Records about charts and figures

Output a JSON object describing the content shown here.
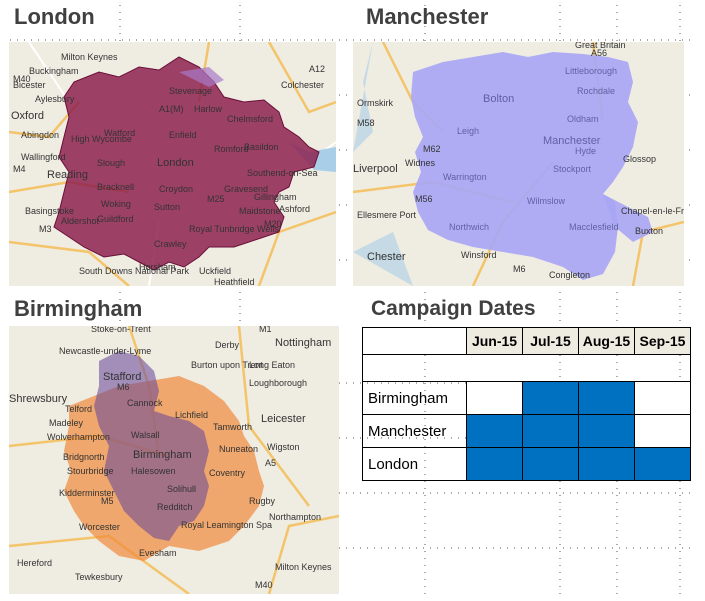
{
  "titles": {
    "london": "London",
    "manchester": "Manchester",
    "birmingham": "Birmingham",
    "campaign": "Campaign Dates"
  },
  "maps": {
    "london": {
      "labels": [
        "Milton Keynes",
        "Buckingham",
        "Bicester",
        "Aylesbury",
        "Oxford",
        "Abingdon",
        "Wallingford",
        "Reading",
        "Basingstoke",
        "Aldershot",
        "Stevenage",
        "Harlow",
        "Chelmsford",
        "Colchester",
        "Watford",
        "Enfield",
        "High Wycombe",
        "London",
        "Romford",
        "Basildon",
        "Southend-on-Sea",
        "Slough",
        "Bracknell",
        "Croydon",
        "Gravesend",
        "Woking",
        "Sutton",
        "Gillingham",
        "Maidstone",
        "Guildford",
        "Royal Tunbridge Wells",
        "Ashford",
        "Crawley",
        "Horsham",
        "Uckfield",
        "Heathfield",
        "South Downs National Park"
      ],
      "road_labels": [
        "M40",
        "M4",
        "M3",
        "M25",
        "M20",
        "A12",
        "A1(M)"
      ]
    },
    "manchester": {
      "labels": [
        "Ormskirk",
        "Bolton",
        "Rochdale",
        "Littleborough",
        "Oldham",
        "Leigh",
        "Manchester",
        "Hyde",
        "Stockport",
        "Warrington",
        "Widnes",
        "Northwich",
        "Wilmslow",
        "Macclesfield",
        "Chapel-en-le-Frith",
        "Buxton",
        "Ellesmere Port",
        "Chester",
        "Winsford",
        "Congleton",
        "Great Britain",
        "Glossop",
        "Liverpool"
      ],
      "road_labels": [
        "M58",
        "M6",
        "M62",
        "M56",
        "A56"
      ]
    },
    "birmingham": {
      "labels": [
        "Stoke-on-Trent",
        "Derby",
        "Nottingham",
        "Newcastle-under-Lyme",
        "Burton upon Trent",
        "Long Eaton",
        "Stafford",
        "Loughborough",
        "Shrewsbury",
        "Telford",
        "Cannock",
        "Lichfield",
        "Tamworth",
        "Leicester",
        "Madeley",
        "Wolverhampton",
        "Walsall",
        "Nuneaton",
        "Wigston",
        "Bridgnorth",
        "Stourbridge",
        "Birmingham",
        "Halesowen",
        "Coventry",
        "Kidderminster",
        "Solihull",
        "Rugby",
        "Redditch",
        "Royal Leamington Spa",
        "Worcester",
        "Northampton",
        "Evesham",
        "Hereford",
        "Tewkesbury",
        "Milton Keynes"
      ],
      "road_labels": [
        "M6",
        "M1",
        "M5",
        "M40",
        "A5"
      ]
    }
  },
  "campaign": {
    "months": [
      "Jun-15",
      "Jul-15",
      "Aug-15",
      "Sep-15"
    ],
    "rows": [
      {
        "city": "Birmingham",
        "active": [
          false,
          true,
          true,
          false
        ]
      },
      {
        "city": "Manchester",
        "active": [
          true,
          true,
          true,
          false
        ]
      },
      {
        "city": "London",
        "active": [
          true,
          true,
          true,
          true
        ]
      }
    ],
    "active_color": "#0070c0"
  },
  "colors": {
    "london_region": "#8b1a4a",
    "manchester_region": "#a9a6f5",
    "birmingham_outer": "#f08a3c",
    "birmingham_inner": "#6a4a9a",
    "map_base": "#efece2",
    "title_text": "#404040"
  }
}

EXERCISE AIM: Apart from the pictures, the entries above are to be repeated in full and exactly.

EXPECTED OUTPUT:
Output a JSON object describing the content shown here.
{
  "titles": {
    "london": "London",
    "manchester": "Manchester",
    "birmingham": "Birmingham",
    "campaign": "Campaign Dates"
  },
  "maps": {
    "london": {
      "labels": [
        "Milton Keynes",
        "Buckingham",
        "Bicester",
        "Aylesbury",
        "Oxford",
        "Abingdon",
        "Wallingford",
        "Reading",
        "Basingstoke",
        "Aldershot",
        "Stevenage",
        "Harlow",
        "Chelmsford",
        "Colchester",
        "Watford",
        "Enfield",
        "High Wycombe",
        "London",
        "Romford",
        "Basildon",
        "Southend-on-Sea",
        "Slough",
        "Bracknell",
        "Croydon",
        "Gravesend",
        "Woking",
        "Sutton",
        "Gillingham",
        "Maidstone",
        "Guildford",
        "Royal Tunbridge Wells",
        "Ashford",
        "Crawley",
        "Horsham",
        "Uckfield",
        "Heathfield",
        "South Downs National Park"
      ],
      "road_labels": [
        "M40",
        "M4",
        "M3",
        "M25",
        "M20",
        "A12",
        "A1(M)"
      ]
    },
    "manchester": {
      "labels": [
        "Ormskirk",
        "Bolton",
        "Rochdale",
        "Littleborough",
        "Oldham",
        "Leigh",
        "Manchester",
        "Hyde",
        "Stockport",
        "Warrington",
        "Widnes",
        "Northwich",
        "Wilmslow",
        "Macclesfield",
        "Chapel-en-le-Frith",
        "Buxton",
        "Ellesmere Port",
        "Chester",
        "Winsford",
        "Congleton",
        "Great Britain",
        "Glossop",
        "Liverpool"
      ],
      "road_labels": [
        "M58",
        "M6",
        "M62",
        "M56",
        "A56"
      ]
    },
    "birmingham": {
      "labels": [
        "Stoke-on-Trent",
        "Derby",
        "Nottingham",
        "Newcastle-under-Lyme",
        "Burton upon Trent",
        "Long Eaton",
        "Stafford",
        "Loughborough",
        "Shrewsbury",
        "Telford",
        "Cannock",
        "Lichfield",
        "Tamworth",
        "Leicester",
        "Madeley",
        "Wolverhampton",
        "Walsall",
        "Nuneaton",
        "Wigston",
        "Bridgnorth",
        "Stourbridge",
        "Birmingham",
        "Halesowen",
        "Coventry",
        "Kidderminster",
        "Solihull",
        "Rugby",
        "Redditch",
        "Royal Leamington Spa",
        "Worcester",
        "Northampton",
        "Evesham",
        "Hereford",
        "Tewkesbury",
        "Milton Keynes"
      ],
      "road_labels": [
        "M6",
        "M1",
        "M5",
        "M40",
        "A5"
      ]
    }
  },
  "campaign": {
    "months": [
      "Jun-15",
      "Jul-15",
      "Aug-15",
      "Sep-15"
    ],
    "rows": [
      {
        "city": "Birmingham",
        "active": [
          false,
          true,
          true,
          false
        ]
      },
      {
        "city": "Manchester",
        "active": [
          true,
          true,
          true,
          false
        ]
      },
      {
        "city": "London",
        "active": [
          true,
          true,
          true,
          true
        ]
      }
    ],
    "active_color": "#0070c0"
  },
  "colors": {
    "london_region": "#8b1a4a",
    "manchester_region": "#a9a6f5",
    "birmingham_outer": "#f08a3c",
    "birmingham_inner": "#6a4a9a",
    "map_base": "#efece2",
    "title_text": "#404040"
  }
}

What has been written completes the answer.